The request ▸ Identify and reproduce every line holding the string "JSON".

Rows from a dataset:
***

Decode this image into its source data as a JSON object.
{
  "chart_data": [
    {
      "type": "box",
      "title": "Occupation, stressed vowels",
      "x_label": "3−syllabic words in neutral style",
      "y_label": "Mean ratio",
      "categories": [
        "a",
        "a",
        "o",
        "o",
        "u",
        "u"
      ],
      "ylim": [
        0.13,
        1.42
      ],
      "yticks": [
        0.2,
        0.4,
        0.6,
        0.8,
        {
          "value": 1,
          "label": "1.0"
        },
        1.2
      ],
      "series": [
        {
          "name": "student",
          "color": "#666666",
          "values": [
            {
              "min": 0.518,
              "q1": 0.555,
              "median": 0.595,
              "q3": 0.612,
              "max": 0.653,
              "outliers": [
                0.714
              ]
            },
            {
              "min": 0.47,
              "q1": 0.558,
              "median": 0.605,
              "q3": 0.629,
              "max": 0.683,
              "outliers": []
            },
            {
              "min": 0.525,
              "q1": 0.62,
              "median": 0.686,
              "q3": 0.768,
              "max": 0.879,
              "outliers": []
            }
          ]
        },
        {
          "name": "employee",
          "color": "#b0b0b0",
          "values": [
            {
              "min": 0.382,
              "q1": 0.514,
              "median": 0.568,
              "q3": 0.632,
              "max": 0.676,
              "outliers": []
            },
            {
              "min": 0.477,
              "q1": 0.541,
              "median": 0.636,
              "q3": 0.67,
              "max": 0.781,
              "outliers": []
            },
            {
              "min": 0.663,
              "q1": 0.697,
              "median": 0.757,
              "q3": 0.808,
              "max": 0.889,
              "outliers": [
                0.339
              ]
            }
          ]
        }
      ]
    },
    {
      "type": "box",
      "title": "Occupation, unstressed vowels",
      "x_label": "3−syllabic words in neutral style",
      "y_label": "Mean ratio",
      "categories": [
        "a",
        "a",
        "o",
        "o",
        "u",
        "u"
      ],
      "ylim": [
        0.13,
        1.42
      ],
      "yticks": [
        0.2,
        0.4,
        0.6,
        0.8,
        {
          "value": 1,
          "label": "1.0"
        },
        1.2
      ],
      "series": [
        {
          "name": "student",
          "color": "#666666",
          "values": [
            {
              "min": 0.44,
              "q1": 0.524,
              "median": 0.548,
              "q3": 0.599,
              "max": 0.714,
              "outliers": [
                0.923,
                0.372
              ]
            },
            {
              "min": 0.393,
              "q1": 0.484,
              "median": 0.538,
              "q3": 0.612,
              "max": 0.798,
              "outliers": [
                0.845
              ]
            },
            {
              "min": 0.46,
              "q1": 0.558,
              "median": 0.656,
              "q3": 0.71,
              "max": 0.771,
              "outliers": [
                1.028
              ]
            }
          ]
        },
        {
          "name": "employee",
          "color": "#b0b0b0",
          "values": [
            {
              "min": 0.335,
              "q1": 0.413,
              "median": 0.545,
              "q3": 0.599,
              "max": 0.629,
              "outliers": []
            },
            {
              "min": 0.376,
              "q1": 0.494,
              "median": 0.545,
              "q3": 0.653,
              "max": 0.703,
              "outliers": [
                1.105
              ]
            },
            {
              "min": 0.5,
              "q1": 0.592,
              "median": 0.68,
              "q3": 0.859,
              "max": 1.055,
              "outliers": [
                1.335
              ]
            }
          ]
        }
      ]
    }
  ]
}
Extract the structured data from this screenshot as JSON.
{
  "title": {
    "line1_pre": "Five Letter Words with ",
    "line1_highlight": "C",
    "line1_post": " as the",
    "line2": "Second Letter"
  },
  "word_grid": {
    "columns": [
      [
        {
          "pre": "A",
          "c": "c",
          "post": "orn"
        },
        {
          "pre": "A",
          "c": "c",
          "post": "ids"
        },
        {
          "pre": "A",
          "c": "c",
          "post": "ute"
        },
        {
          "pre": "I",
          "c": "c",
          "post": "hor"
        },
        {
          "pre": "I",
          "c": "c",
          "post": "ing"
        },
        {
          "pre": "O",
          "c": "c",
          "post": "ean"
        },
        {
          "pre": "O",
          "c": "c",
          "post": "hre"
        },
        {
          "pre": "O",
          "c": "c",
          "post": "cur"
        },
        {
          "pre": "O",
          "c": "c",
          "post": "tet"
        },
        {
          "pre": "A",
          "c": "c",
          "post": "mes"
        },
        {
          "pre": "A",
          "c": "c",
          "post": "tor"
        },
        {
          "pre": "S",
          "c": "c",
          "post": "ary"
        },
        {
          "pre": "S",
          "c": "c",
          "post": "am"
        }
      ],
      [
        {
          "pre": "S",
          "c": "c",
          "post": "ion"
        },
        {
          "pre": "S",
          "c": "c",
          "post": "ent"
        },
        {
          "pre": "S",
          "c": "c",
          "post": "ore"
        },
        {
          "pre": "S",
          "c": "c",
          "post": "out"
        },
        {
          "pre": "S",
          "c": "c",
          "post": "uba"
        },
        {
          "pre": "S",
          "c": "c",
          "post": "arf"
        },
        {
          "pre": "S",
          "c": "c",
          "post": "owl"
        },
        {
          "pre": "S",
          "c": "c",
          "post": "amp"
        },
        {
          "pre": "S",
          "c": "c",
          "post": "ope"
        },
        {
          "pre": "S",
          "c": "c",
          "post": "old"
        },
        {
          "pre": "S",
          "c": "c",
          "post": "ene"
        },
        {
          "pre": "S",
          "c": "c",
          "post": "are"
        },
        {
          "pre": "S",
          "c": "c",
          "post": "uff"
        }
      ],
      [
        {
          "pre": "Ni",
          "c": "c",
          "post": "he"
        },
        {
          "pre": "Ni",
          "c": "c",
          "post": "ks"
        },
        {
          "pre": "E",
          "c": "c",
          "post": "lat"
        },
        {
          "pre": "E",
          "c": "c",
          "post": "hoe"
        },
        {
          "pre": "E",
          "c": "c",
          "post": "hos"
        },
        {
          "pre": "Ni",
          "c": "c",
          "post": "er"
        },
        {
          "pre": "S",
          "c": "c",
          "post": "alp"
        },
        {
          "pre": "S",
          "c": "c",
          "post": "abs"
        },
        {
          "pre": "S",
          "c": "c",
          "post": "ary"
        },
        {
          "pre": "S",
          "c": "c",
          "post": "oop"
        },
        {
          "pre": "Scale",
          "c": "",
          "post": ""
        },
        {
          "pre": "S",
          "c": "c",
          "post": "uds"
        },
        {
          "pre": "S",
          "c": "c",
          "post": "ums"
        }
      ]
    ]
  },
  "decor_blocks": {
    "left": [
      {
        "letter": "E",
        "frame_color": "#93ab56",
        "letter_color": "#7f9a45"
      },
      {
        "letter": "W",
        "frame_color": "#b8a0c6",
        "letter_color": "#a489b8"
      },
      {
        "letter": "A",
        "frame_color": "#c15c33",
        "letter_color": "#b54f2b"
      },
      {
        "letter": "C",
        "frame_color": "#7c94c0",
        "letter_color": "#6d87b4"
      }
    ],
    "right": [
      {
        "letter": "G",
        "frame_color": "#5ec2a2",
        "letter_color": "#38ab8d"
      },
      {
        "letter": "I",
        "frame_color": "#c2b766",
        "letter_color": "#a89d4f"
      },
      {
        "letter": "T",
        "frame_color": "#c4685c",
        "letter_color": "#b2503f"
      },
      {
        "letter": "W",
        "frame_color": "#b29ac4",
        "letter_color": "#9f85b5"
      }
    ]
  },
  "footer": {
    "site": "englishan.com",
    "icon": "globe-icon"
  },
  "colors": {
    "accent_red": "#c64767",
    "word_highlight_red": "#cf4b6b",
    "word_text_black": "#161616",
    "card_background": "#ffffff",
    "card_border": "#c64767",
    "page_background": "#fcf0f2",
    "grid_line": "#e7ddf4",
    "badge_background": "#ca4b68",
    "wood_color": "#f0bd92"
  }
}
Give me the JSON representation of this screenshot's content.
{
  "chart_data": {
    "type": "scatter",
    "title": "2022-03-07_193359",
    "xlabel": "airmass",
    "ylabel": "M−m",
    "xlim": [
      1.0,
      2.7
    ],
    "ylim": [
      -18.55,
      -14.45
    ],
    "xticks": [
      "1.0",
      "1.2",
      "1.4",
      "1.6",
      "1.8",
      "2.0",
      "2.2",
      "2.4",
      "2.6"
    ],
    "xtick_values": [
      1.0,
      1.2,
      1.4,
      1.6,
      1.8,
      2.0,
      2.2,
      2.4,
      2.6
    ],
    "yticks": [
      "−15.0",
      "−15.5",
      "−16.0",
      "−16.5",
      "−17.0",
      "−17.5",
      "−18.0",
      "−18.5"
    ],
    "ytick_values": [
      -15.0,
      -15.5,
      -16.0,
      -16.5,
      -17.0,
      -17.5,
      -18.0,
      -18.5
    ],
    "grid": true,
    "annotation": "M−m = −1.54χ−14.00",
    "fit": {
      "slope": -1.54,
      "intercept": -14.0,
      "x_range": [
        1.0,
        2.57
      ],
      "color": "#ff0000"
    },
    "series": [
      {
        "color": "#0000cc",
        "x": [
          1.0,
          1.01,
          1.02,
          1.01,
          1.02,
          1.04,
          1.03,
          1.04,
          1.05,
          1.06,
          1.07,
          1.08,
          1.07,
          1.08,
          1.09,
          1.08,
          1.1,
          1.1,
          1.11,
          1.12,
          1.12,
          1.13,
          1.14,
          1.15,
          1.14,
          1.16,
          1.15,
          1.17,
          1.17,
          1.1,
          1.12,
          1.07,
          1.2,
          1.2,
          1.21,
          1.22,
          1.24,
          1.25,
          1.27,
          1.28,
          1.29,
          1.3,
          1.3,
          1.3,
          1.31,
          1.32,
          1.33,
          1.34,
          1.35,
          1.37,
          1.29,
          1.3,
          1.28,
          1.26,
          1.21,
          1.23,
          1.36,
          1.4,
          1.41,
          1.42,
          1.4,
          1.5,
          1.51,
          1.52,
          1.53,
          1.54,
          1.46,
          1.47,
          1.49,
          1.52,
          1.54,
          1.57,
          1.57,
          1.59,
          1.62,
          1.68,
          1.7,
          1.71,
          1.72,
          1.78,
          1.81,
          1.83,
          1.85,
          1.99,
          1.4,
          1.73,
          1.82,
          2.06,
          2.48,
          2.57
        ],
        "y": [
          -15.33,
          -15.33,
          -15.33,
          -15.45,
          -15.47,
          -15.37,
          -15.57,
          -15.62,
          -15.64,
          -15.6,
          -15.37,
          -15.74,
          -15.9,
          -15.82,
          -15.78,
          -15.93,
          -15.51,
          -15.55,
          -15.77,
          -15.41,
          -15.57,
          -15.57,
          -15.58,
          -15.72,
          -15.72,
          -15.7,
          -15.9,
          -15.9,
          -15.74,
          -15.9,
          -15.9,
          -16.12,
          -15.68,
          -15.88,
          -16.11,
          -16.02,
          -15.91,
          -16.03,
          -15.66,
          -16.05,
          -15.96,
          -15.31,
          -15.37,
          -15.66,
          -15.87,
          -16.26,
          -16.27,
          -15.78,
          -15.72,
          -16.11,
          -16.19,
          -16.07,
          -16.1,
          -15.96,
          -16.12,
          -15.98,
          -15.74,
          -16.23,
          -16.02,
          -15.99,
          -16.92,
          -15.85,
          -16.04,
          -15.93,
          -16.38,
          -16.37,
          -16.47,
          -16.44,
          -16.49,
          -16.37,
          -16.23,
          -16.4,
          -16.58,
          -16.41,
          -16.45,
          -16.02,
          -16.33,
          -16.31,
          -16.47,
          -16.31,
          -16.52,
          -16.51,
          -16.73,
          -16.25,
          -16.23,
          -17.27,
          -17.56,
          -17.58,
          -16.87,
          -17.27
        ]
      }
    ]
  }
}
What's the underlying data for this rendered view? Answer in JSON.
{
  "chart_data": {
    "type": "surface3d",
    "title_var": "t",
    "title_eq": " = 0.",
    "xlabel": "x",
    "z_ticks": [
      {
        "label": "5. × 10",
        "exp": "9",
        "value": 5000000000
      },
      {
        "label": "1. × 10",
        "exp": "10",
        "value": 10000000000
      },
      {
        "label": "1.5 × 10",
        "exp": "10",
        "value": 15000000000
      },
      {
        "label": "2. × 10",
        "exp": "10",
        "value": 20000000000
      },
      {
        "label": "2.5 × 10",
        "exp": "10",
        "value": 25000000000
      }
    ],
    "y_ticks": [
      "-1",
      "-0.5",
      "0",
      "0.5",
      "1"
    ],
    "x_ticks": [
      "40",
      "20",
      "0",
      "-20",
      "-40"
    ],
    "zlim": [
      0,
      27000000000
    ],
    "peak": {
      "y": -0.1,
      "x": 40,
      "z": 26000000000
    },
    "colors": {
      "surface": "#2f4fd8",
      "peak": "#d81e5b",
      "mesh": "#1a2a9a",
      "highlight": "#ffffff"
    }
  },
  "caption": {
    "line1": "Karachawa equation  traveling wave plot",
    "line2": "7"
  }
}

***

Written solution ▸
Decode this image into its source data as a JSON object.
Extract the structured data from this screenshot as JSON.
Give me the JSON representation of this screenshot's content.
What's the underlying data for this rendered view? Answer in JSON.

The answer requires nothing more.